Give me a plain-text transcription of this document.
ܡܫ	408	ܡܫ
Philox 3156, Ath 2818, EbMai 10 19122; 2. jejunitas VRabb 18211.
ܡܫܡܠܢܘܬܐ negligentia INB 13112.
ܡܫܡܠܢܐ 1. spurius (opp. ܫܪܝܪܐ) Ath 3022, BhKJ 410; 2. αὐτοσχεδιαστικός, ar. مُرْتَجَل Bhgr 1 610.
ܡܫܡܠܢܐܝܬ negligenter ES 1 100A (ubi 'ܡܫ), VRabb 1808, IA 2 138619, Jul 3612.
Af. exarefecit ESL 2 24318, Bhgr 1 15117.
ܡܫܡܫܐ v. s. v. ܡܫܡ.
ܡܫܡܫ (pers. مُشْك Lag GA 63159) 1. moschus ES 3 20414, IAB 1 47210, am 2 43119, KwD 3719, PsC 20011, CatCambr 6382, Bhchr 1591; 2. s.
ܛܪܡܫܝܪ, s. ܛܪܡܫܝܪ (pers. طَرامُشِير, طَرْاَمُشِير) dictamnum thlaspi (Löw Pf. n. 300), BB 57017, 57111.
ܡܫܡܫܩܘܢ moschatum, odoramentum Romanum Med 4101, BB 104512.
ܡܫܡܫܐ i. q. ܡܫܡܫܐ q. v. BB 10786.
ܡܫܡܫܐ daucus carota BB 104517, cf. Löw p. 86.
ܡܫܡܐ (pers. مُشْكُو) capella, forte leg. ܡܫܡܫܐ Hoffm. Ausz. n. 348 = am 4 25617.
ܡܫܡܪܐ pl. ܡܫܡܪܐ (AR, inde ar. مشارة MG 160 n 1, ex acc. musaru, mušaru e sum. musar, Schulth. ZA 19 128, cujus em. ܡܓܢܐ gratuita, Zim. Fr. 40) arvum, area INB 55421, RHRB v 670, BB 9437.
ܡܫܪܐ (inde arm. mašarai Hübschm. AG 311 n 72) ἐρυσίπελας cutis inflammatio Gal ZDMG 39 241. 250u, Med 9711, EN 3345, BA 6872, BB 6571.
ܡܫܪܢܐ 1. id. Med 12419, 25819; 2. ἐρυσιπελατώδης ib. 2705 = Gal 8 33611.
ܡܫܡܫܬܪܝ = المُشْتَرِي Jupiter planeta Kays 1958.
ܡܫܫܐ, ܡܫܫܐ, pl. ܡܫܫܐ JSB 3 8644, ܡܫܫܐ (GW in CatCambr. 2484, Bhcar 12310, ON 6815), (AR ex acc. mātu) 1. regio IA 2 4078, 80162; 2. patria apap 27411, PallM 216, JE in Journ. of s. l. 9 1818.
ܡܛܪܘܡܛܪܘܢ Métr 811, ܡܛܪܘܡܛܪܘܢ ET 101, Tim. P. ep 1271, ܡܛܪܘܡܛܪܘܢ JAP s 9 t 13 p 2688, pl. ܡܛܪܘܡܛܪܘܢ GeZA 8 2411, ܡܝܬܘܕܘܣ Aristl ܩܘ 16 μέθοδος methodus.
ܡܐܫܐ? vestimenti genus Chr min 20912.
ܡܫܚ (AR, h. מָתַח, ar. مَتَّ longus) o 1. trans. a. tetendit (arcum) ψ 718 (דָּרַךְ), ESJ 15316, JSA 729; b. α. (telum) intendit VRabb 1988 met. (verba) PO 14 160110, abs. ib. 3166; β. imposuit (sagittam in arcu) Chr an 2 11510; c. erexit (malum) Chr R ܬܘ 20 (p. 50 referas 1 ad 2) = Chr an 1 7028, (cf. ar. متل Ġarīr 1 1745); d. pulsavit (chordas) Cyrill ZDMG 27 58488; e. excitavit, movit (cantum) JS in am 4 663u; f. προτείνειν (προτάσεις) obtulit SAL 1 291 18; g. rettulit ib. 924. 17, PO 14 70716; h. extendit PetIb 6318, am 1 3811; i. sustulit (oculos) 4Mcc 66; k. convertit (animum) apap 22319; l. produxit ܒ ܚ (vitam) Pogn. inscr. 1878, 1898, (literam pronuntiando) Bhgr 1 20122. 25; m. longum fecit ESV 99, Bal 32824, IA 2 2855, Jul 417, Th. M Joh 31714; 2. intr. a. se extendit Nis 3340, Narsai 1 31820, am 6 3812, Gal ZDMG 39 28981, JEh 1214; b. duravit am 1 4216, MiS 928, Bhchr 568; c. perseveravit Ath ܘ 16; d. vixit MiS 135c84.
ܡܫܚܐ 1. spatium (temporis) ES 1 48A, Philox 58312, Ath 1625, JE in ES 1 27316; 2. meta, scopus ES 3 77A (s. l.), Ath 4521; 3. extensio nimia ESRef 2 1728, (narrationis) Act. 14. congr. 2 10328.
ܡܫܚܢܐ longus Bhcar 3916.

Task requirements — Transcribe each entry precisely, missing none.

Correct output —
Give me a plain-text transcription of this document.
ܡܫ	408	ܡܫ
Philox 3156, Ath 2818, EbMai 10 19122; 2. jejunitas VRabb 18211.
ܡܫܡܠܢܘܬܐ negligentia INB 13112.
ܡܫܡܠܢܐ 1. spurius (opp. ܫܪܝܪܐ) Ath 3022, BhKJ 410; 2. αὐτοσχεδιαστικός, ar. مُرْتَجَل Bhgr 1 610.
ܡܫܡܠܢܐܝܬ negligenter ES 1 100A (ubi 'ܡܫ), VRabb 1808, IA 2 138619, Jul 3612.
Af. exarefecit ESL 2 24318, Bhgr 1 15117.
ܡܫܡܫܐ v. s. v. ܡܫܡ.
ܡܫܡܫ (pers. مُشْك Lag GA 63159) 1. moschus ES 3 20414, IAB 1 47210, am 2 43119, KwD 3719, PsC 20011, CatCambr 6382, Bhchr 1591; 2. s.
ܛܪܡܫܝܪ, s. ܛܪܡܫܝܪ (pers. طَرامُشِير, طَرْاَمُشِير) dictamnum thlaspi (Löw Pf. n. 300), BB 57017, 57111.
ܡܫܡܫܩܘܢ moschatum, odoramentum Romanum Med 4101, BB 104512.
ܡܫܡܫܐ i. q. ܡܫܡܫܐ q. v. BB 10786.
ܡܫܡܫܐ daucus carota BB 104517, cf. Löw p. 86.
ܡܫܡܐ (pers. مُشْكُو) capella, forte leg. ܡܫܡܫܐ Hoffm. Ausz. n. 348 = am 4 25617.
ܡܫܡܪܐ pl. ܡܫܡܪܐ (AR, inde ar. مشارة MG 160 n 1, ex acc. musaru, mušaru e sum. musar, Schulth. ZA 19 128, cujus em. ܡܓܢܐ gratuita, Zim. Fr. 40) arvum, area INB 55421, RHRB v 670, BB 9437.
ܡܫܪܐ (inde arm. mašarai Hübschm. AG 311 n 72) ἐρυσίπελας cutis inflammatio Gal ZDMG 39 241. 250u, Med 9711, EN 3345, BA 6872, BB 6571.
ܡܫܪܢܐ 1. id. Med 12419, 25819; 2. ἐρυσιπελατώδης ib. 2705 = Gal 8 33611.
ܡܫܡܫܬܪܝ = المُشْتَرِي Jupiter planeta Kays 1958.
ܡܫܫܐ, ܡܫܫܐ, pl. ܡܫܫܐ JSB 3 8644, ܡܫܫܐ (GW in CatCambr. 2484, Bhcar 12310, ON 6815), (AR ex acc. mātu) 1. regio IA 2 4078, 80162; 2. patria apap 27411, PallM 216, JE in Journ. of s. l. 9 1818.
ܡܛܪܘܡܛܪܘܢ Métr 811, ܡܛܪܘܡܛܪܘܢ ET 101, Tim. P. ep 1271, ܡܛܪܘܡܛܪܘܢ JAP s 9 t 13 p 2688, pl. ܡܛܪܘܡܛܪܘܢ GeZA 8 2411, ܡܝܬܘܕܘܣ Aristl ܩܘ 16 μέθοδος methodus.
ܡܐܫܐ? vestimenti genus Chr min 20912.
ܡܫܚ (AR, h. מָתַח, ar. مَتَّ longus) o 1. trans. a. tetendit (arcum) ψ 718 (דָּרַךְ), ESJ 15316, JSA 729; b. α. (telum) intendit VRabb 1988 met. (verba) PO 14 160110, abs. ib. 3166; β. imposuit (sagittam in arcu) Chr an 2 11510; c. erexit (malum) Chr R ܬܘ 20 (p. 50 referas 1 ad 2) = Chr an 1 7028, (cf. ar. متل Ġarīr 1 1745); d. pulsavit (chordas) Cyrill ZDMG 27 58488; e. excitavit, movit (cantum) JS in am 4 663u; f. προτείνειν (προτάσεις) obtulit SAL 1 291 18; g. rettulit ib. 924. 17, PO 14 70716; h. extendit PetIb 6318, am 1 3811; i. sustulit (oculos) 4Mcc 66; k. convertit (animum) apap 22319; l. produxit ܒ ܚ (vitam) Pogn. inscr. 1878, 1898, (literam pronuntiando) Bhgr 1 20122. 25; m. longum fecit ESV 99, Bal 32824, IA 2 2855, Jul 417, Th. M Joh 31714; 2. intr. a. se extendit Nis 3340, Narsai 1 31820, am 6 3812, Gal ZDMG 39 28981, JEh 1214; b. duravit am 1 4216, MiS 928, Bhchr 568; c. perseveravit Ath ܘ 16; d. vixit MiS 135c84.
ܡܫܚܐ 1. spatium (temporis) ES 1 48A, Philox 58312, Ath 1625, JE in ES 1 27316; 2. meta, scopus ES 3 77A (s. l.), Ath 4521; 3. extensio nimia ESRef 2 1728, (narrationis) Act. 14. congr. 2 10328.
ܡܫܚܢܐ longus Bhcar 3916.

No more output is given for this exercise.